--- SOURCE DOCUMENT ---
Jie Zhou, assistant professor at Linköping university. Credit: Olov Planthaber- Linköping University
Linköping University researchers have published their method for synthesizing hundreds of novel 2D materials. The synthesized materials could lay the foundation for a plethora of next-generation technologies.
Research and synthesis of 2D materials have increased exponentially since their discovery. These ultra-thin materials have impressive surface areas while maintaining a low volume and weight, providing several distinctive properties such as improved conductivity, strength, and heat resistance.
MXenes, the largest family of 2D materials, contain a three-dimensional parent material called a MAX phase comprising a transition metal, an A group element, and either carbon or nitrogen. To create the 2D material, the A group element is removed via exfoliation. In the study, published in Science, the researchers developed a method to predict other 3D materials that could be suitable for conversion into 2D materials.
Using the method, they identified 119 potential 3D materials from a database of over 66,000 potential candidates. “Out of 119 possible materials, we studied which ones had the chemical stability required and which materials were the best candidates. First, we had to synthesise the 3D material, which was a challenge in itself. Finally, we had a high-quality sample where we could exfoliate and etch away a specific atom layers using hydrofluoric acid,” said Jie Zhou, assistant professor at the Department of Physics, Chemistry and Biology.
--- GIVEN DATA ---
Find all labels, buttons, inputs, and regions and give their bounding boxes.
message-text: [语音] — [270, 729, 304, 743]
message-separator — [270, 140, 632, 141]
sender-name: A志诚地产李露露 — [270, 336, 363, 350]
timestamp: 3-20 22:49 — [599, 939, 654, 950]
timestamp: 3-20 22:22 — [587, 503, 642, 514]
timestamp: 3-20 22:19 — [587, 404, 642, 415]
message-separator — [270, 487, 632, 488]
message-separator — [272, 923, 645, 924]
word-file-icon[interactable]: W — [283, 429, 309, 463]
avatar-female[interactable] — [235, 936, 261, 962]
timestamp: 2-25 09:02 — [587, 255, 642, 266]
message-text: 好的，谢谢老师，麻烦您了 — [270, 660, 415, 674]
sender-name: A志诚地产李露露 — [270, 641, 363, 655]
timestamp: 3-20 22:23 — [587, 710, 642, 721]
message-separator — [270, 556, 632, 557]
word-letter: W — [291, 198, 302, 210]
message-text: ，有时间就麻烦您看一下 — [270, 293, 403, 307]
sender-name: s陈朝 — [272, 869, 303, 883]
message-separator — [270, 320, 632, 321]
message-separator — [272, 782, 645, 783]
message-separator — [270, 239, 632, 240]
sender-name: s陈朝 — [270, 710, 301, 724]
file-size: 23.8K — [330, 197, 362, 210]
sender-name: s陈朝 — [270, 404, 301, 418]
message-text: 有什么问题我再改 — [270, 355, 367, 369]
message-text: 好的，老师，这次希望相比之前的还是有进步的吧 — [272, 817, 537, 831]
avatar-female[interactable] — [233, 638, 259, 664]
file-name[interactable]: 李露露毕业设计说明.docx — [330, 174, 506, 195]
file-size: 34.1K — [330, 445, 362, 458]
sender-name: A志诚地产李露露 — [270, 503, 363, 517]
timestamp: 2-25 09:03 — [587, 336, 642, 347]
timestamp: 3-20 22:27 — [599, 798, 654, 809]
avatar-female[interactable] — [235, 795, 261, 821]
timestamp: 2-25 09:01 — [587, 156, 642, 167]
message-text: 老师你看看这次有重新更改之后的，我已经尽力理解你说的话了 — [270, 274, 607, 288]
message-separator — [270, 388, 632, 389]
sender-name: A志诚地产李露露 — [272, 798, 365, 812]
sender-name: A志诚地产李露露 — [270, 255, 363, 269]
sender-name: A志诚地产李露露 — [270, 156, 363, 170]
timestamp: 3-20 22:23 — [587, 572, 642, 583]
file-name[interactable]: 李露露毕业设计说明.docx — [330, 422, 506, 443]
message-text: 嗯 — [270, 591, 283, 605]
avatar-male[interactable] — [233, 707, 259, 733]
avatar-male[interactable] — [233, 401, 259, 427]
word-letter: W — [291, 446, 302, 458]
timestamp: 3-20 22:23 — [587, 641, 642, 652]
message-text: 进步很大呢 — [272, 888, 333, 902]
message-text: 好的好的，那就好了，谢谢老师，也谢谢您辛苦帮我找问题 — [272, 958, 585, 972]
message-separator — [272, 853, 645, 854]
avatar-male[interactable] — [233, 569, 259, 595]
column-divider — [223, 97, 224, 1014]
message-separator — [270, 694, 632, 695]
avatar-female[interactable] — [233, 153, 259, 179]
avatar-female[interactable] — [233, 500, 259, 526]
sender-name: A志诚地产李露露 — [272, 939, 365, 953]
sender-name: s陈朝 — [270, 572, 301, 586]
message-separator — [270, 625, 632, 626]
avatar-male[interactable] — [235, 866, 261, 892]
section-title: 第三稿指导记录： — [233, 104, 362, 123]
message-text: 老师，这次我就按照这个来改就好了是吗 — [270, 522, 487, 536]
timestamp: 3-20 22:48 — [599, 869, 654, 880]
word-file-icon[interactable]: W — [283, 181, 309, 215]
---
* QUESTIONS TO ANSWER *
1. In the article on 2D materials, how many potential 3D materials did the researchers identify, and from a database of how many candidates?
2. Write what comes next in the article on 2D materials, picking up after its last sentence.
The records have nothing to do with the article on 2D materials.

* EXERCISE RESPONSES *
1. They identified 119 potential 3D materials from a database of over 66,000 candidates.

2.
To verify the method, the team relied on scanning transmission electron microscopy to resolve the materials and structures at the atomic level. Additionally, the team identified the atomic makeup with the use of spectroscopic techniques.
“We were able to confirm that our theoretical model worked well, and that the resulting material consisted of the correct atoms. After exfoliation, images of the material resembled the pages of a book. It’s amazing that the theory could be put into practice, thereby expanding the concept of chemical exfoliation to more materials families than MXenes,” said Jonas Björk, associate professor in the division of Materials design.
The team intends to continue their research by exploring more precursor materials and ultimately scaling up the experiments to cover more possibilities. “In general, 2D materials have shown great potential for an enormous number of applications. You can imagine capturing carbon dioxide or purifying water, for example. Now it’s about scaling up the synthesis and doing it in a sustainable way,” said Johanna Rosén professor of Materials physics.